═════ AVAILABLE DATA

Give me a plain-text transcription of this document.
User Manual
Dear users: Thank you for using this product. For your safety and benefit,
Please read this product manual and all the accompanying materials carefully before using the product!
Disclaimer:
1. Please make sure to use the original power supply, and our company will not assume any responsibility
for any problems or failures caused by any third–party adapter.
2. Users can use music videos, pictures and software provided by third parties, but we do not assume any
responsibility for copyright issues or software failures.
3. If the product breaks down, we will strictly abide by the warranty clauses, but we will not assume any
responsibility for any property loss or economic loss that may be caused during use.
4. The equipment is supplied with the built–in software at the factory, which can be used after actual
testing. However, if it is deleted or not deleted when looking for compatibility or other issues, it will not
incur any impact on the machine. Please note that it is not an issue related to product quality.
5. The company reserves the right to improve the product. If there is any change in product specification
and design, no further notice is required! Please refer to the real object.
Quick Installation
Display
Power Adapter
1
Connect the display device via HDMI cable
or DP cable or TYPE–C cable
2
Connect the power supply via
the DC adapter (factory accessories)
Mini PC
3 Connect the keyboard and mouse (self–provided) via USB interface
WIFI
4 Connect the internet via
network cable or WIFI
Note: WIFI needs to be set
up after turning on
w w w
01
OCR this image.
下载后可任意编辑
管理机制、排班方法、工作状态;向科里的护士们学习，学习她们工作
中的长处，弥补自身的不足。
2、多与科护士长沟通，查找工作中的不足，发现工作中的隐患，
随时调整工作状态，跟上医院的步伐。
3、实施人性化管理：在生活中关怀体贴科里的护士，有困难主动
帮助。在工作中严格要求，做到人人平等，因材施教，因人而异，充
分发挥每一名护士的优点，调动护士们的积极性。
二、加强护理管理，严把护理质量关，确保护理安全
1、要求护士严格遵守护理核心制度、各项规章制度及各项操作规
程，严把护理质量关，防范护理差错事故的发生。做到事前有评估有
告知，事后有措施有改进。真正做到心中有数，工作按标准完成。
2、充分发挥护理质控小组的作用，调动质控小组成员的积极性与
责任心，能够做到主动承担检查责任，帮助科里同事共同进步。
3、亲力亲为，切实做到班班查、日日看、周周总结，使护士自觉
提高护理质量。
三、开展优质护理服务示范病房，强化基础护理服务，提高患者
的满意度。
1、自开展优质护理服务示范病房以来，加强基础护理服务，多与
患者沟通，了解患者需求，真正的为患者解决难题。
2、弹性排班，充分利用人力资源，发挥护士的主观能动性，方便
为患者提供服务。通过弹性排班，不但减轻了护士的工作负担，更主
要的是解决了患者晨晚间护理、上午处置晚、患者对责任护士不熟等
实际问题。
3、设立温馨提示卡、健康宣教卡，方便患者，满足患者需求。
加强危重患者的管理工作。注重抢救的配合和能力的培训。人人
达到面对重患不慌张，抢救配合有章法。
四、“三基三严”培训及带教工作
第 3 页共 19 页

══════════

INSTRUCTIONS FOR THE TASK — Reply with one number only: how many lines of the listing hold "caused"?

FULL RESPONSE — 2